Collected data
— start —

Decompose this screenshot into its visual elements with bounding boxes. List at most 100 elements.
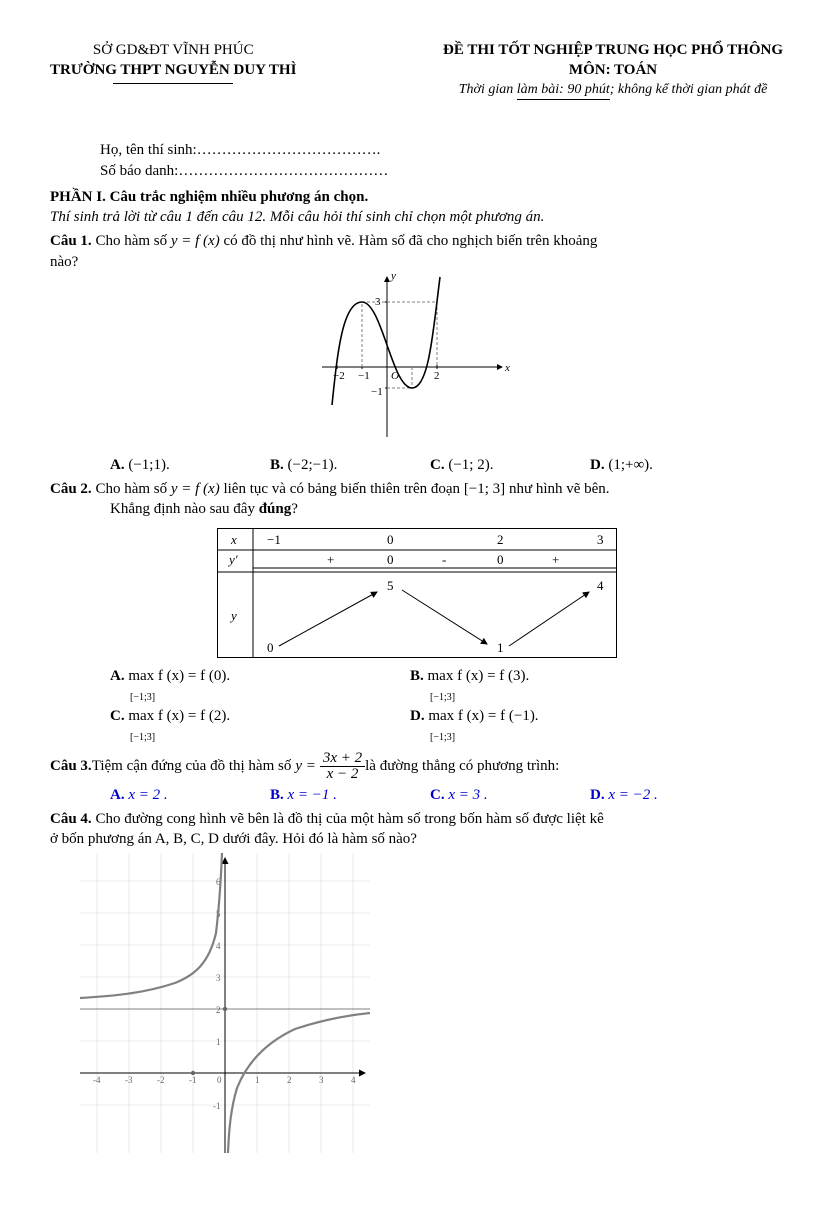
q2-opt-C[interactable]: C. max f (x) = f (2). [−1;3] [110,706,350,747]
q2-opt-A[interactable]: A. max f (x) = f (0).[−1;3] [110,666,350,707]
q3-opt-A[interactable]: A. x = 2 . [110,785,270,805]
q1-formula: y = f (x) [171,233,220,249]
q1-opt-D[interactable]: D. (1;+∞). [590,455,750,475]
q3-b: là đường thẳng có phương trình: [365,756,559,776]
q1-C: (−1; 2). [448,457,493,473]
l3A: A. [110,787,125,803]
q3-choices: A. x = 2 . B. x = −1 . C. x = 3 . D. x =… [110,785,783,805]
section1-title: PHẦN I. Câu trắc nghiệm nhiều phương án … [50,187,783,207]
q1-text-a: Cho hàm số [92,233,171,249]
xt-2: -2 [157,1075,165,1085]
q3C: x = 3 . [448,787,487,803]
l3C: C. [430,787,445,803]
x-axis-label: x [504,362,510,374]
subject-line: MÔN: TOÁN [443,60,783,80]
q1-opt-C[interactable]: C. (−1; 2). [430,455,590,475]
q3-yeq: y = [295,756,316,776]
x3: 3 [597,532,604,547]
y1: 5 [387,578,394,593]
q2-a: Cho hàm số [92,481,171,497]
lab-D: D. [590,457,605,473]
x2: 2 [497,532,504,547]
q2-label: Câu 2. [50,481,92,497]
q1-opt-A[interactable]: A. (−1;1). [110,455,270,475]
q3B: x = −1 . [288,787,337,803]
xt1: 1 [255,1075,260,1085]
s1: 0 [387,552,394,567]
lab-A: A. [110,457,125,473]
q3-a: Tiệm cận đứng của đồ thị hàm số [92,756,292,776]
q1-text-c: nào? [50,252,783,272]
q2-choices: A. max f (x) = f (0).[−1;3] B. max f (x)… [110,666,783,747]
q2-int: [−1; 3] [464,481,505,497]
candidate-id-line: Số báo danh:…………………………………… [100,161,783,181]
labD: D. [410,708,425,724]
q1-label: Câu 1. [50,233,92,249]
tick--1: −1 [358,370,370,382]
labC: C. [110,708,125,724]
s2: - [442,552,446,567]
q3-opt-D[interactable]: D. x = −2 . [590,785,750,805]
tick-2: 2 [434,370,440,382]
q2-c: như hình vẽ bên. [505,481,609,497]
question-3: Câu 3. Tiệm cận đứng của đồ thị hàm số y… [50,751,783,782]
q3D: x = −2 . [608,787,657,803]
labB: B. [410,668,424,684]
q4-a: Cho đường cong hình vẽ bên là đồ thị của… [92,811,604,827]
yt1: 1 [216,1037,221,1047]
q3-label: Câu 3. [50,756,92,776]
q3-opt-C[interactable]: C. x = 3 . [430,785,590,805]
xt-4: -4 [93,1075,101,1085]
q1-A: (−1;1). [128,457,169,473]
q4-graph: -4 -3 -2 -1 0 1 2 3 4 -1 1 2 3 4 5 6 [80,853,370,1153]
tbl-x: x [230,532,237,547]
l3B: B. [270,787,284,803]
tbl-yp: y′ [227,552,238,567]
xt3: 3 [319,1075,324,1085]
q2A: max f (x) = f (0). [128,668,230,684]
q2-e: ? [291,501,298,517]
lab-B: B. [270,457,284,473]
candidate-info: Họ, tên thí sinh:………………………………. Số báo da… [100,140,783,181]
l3D: D. [590,787,605,803]
q1-B: (−2;−1). [288,457,338,473]
question-1: Câu 1. Cho hàm số y = f (x) có đồ thị nh… [50,231,783,251]
q3-opt-B[interactable]: B. x = −1 . [270,785,430,805]
q2Cs: [−1;3] [130,732,155,743]
header-underline [113,83,233,84]
q1-text-b: có đồ thị như hình vẽ. Hàm số đã cho ngh… [220,233,598,249]
q2-formula: y = f (x) [171,481,220,497]
duration-b: làm bài: 90 phút [517,81,610,101]
figure-4: -4 -3 -2 -1 0 1 2 3 4 -1 1 2 3 4 5 6 [80,853,783,1159]
figure-1: x y −2 −1 O 2 3 −1 [50,272,783,452]
y-axis-label: y [390,272,396,282]
q2-table-svg: x y′ y −1 0 2 3 + 0 - 0 + 0 5 1 4 [217,528,617,658]
lab-C: C. [430,457,445,473]
q2B: max f (x) = f (3). [428,668,530,684]
tick-y-1: −1 [371,386,383,398]
q2-opt-B[interactable]: B. max f (x) = f (3). [−1;3] [410,666,650,707]
q4-label: Câu 4. [50,811,92,827]
s0: + [327,552,334,567]
yt2: 2 [216,1005,221,1015]
school-line: TRƯỜNG THPT NGUYỄN DUY THÌ [50,60,296,80]
q2-line2: Khẳng định nào sau đây đúng? [110,499,783,519]
s4: + [552,552,559,567]
xt-1: -1 [189,1075,197,1085]
q2Bs: [−1;3] [430,692,455,703]
candidate-name-line: Họ, tên thí sinh:………………………………. [100,140,783,160]
q2-opt-D[interactable]: D. max f (x) = f (−1).[−1;3] [410,706,650,747]
q2-d: Khẳng định nào sau đây [110,501,259,517]
org-line: SỞ GD&ĐT VĨNH PHÚC [50,40,296,60]
q2As: [−1;3] [130,692,155,703]
y2: 1 [497,640,504,655]
xt-3: -3 [125,1075,133,1085]
q2Ds: [−1;3] [430,732,455,743]
y3: 4 [597,578,604,593]
q1-opt-B[interactable]: B. (−2;−1). [270,455,430,475]
q2C: max f (x) = f (2). [128,708,230,724]
q3-num: 3x + 2 [320,751,365,767]
question-4: Câu 4. Cho đường cong hình vẽ bên là đồ … [50,809,783,829]
q4-b: ở bốn phương án A, B, C, D dưới đây. Hỏi… [50,829,783,849]
x0: −1 [267,532,281,547]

— end —

* **REQUIRED WORK**: Format every line of the data above as a numbered list, skipping blank lines. Leave the pictures out of the answer.

* **THE ANSWER**:
1. Decompose this screenshot into its visual elements with bounding boxes. List at most 100 elements.
2. q2-opt-C[interactable]: C. max f (x) = f (2). [−1;3] [110,706,350,747]
3. q2-opt-A[interactable]: A. max f (x) = f (0).[−1;3] [110,666,350,707]
4. q3-opt-A[interactable]: A. x = 2 . [110,785,270,805]
5. q1-formula: y = f (x) [171,233,220,249]
6. q1-opt-D[interactable]: D. (1;+∞). [590,455,750,475]
7. q3-b: là đường thẳng có phương trình: [365,756,559,776]
8. q1-C: (−1; 2). [448,457,493,473]
9. l3A: A. [110,787,125,803]
10. q3-choices: A. x = 2 . B. x = −1 . C. x = 3 . D. x =… [110,785,783,805]
11. section1-title: PHẦN I. Câu trắc nghiệm nhiều phương án … [50,187,783,207]
12. q1-text-a: Cho hàm số [92,233,171,249]
13. xt-2: -2 [157,1075,165,1085]
14. q3C: x = 3 . [448,787,487,803]
15. l3C: C. [430,787,445,803]
16. x-axis-label: x [504,362,510,374]
17. subject-line: MÔN: TOÁN [443,60,783,80]
18. q1-opt-C[interactable]: C. (−1; 2). [430,455,590,475]
19. q3-yeq: y = [295,756,316,776]
20. x3: 3 [597,532,604,547]
21. y1: 5 [387,578,394,593]
22. q2-a: Cho hàm số [92,481,171,497]
23. lab-D: D. [590,457,605,473]
24. x2: 2 [497,532,504,547]
25. q2-label: Câu 2. [50,481,92,497]
26. q1-opt-A[interactable]: A. (−1;1). [110,455,270,475]
27. q3B: x = −1 . [288,787,337,803]
28. xt1: 1 [255,1075,260,1085]
29. s1: 0 [387,552,394,567]
30. lab-A: A. [110,457,125,473]
31. q3-a: Tiệm cận đứng của đồ thị hàm số [92,756,292,776]
32. q1-text-c: nào? [50,252,783,272]
33. q2-choices: A. max f (x) = f (0).[−1;3] B. max f (x)… [110,666,783,747]
34. q2-int: [−1; 3] [464,481,505,497]
35. candidate-id-line: Số báo danh:…………………………………… [100,161,783,181]
36. labD: D. [410,708,425,724]
37. q1-label: Câu 1. [50,233,92,249]
38. tick--1: −1 [358,370,370,382]
39. labC: C. [110,708,125,724]
40. s2: - [442,552,446,567]
41. q3-opt-D[interactable]: D. x = −2 . [590,785,750,805]
42. tick-2: 2 [434,370,440,382]
43. q2-c: như hình vẽ bên. [505,481,609,497]
44. question-3: Câu 3. Tiệm cận đứng của đồ thị hàm số y… [50,751,783,782]
45. q3D: x = −2 . [608,787,657,803]
46. labB: B. [410,668,424,684]
47. q4-a: Cho đường cong hình vẽ bên là đồ thị của… [92,811,604,827]
48. yt1: 1 [216,1037,221,1047]
49. q3-label: Câu 3. [50,756,92,776]
50. q3-opt-C[interactable]: C. x = 3 . [430,785,590,805]
51. xt-4: -4 [93,1075,101,1085]
52. q1-A: (−1;1). [128,457,169,473]
53. q4-graph: -4 -3 -2 -1 0 1 2 3 4 -1 1 2 3 4 5 6 [80,853,370,1153]
54. tbl-x: x [230,532,237,547]
55. l3B: B. [270,787,284,803]
56. tbl-yp: y′ [227,552,238,567]
57. xt3: 3 [319,1075,324,1085]
58. q2A: max f (x) = f (0). [128,668,230,684]
59. q2-e: ? [291,501,298,517]
60. lab-B: B. [270,457,284,473]
61. candidate-info: Họ, tên thí sinh:………………………………. Số báo da… [100,140,783,181]
62. l3D: D. [590,787,605,803]
63. q1-B: (−2;−1). [288,457,338,473]
64. question-1: Câu 1. Cho hàm số y = f (x) có đồ thị nh… [50,231,783,251]
65. q3-opt-B[interactable]: B. x = −1 . [270,785,430,805]
66. q2Cs: [−1;3] [130,732,155,743]
67. header-underline [113,83,233,84]
68. q1-text-b: có đồ thị như hình vẽ. Hàm số đã cho ngh… [220,233,598,249]
69. q2-formula: y = f (x) [171,481,220,497]
70. duration-b: làm bài: 90 phút [517,81,610,101]
71. figure-4: -4 -3 -2 -1 0 1 2 3 4 -1 1 2 3 4 5 6 [80,853,783,1159]
72. figure-1: x y −2 −1 O 2 3 −1 [50,272,783,452]
73. y-axis-label: y [390,272,396,282]
74. q2-table-svg: x y′ y −1 0 2 3 + 0 - 0 + 0 5 1 4 [217,528,617,658]
75. lab-C: C. [430,457,445,473]
76. q2B: max f (x) = f (3). [428,668,530,684]
77. tick-y-1: −1 [371,386,383,398]
78. q2-opt-B[interactable]: B. max f (x) = f (3). [−1;3] [410,666,650,707]
79. q4-label: Câu 4. [50,811,92,827]
80. s0: + [327,552,334,567]
81. yt2: 2 [216,1005,221,1015]
82. school-line: TRƯỜNG THPT NGUYỄN DUY THÌ [50,60,296,80]
83. q2-line2: Khẳng định nào sau đây đúng? [110,499,783,519]
84. s4: + [552,552,559,567]
85. xt-1: -1 [189,1075,197,1085]
86. q2Bs: [−1;3] [430,692,455,703]
87. candidate-name-line: Họ, tên thí sinh:………………………………. [100,140,783,160]
88. q2-opt-D[interactable]: D. max f (x) = f (−1).[−1;3] [410,706,650,747]
89. q2-d: Khẳng định nào sau đây [110,501,259,517]
90. org-line: SỞ GD&ĐT VĨNH PHÚC [50,40,296,60]
91. q2As: [−1;3] [130,692,155,703]
92. y2: 1 [497,640,504,655]
93. xt-3: -3 [125,1075,133,1085]
94. q2Ds: [−1;3] [430,732,455,743]
95. y3: 4 [597,578,604,593]
96. q1-opt-B[interactable]: B. (−2;−1). [270,455,430,475]
97. q2C: max f (x) = f (2). [128,708,230,724]
98. q3-num: 3x + 2 [320,751,365,767]
99. question-4: Câu 4. Cho đường cong hình vẽ bên là đồ … [50,809,783,829]
100. q4-b: ở bốn phương án A, B, C, D dưới đây. Hỏi… [50,829,783,849]
101. x0: −1 [267,532,281,547]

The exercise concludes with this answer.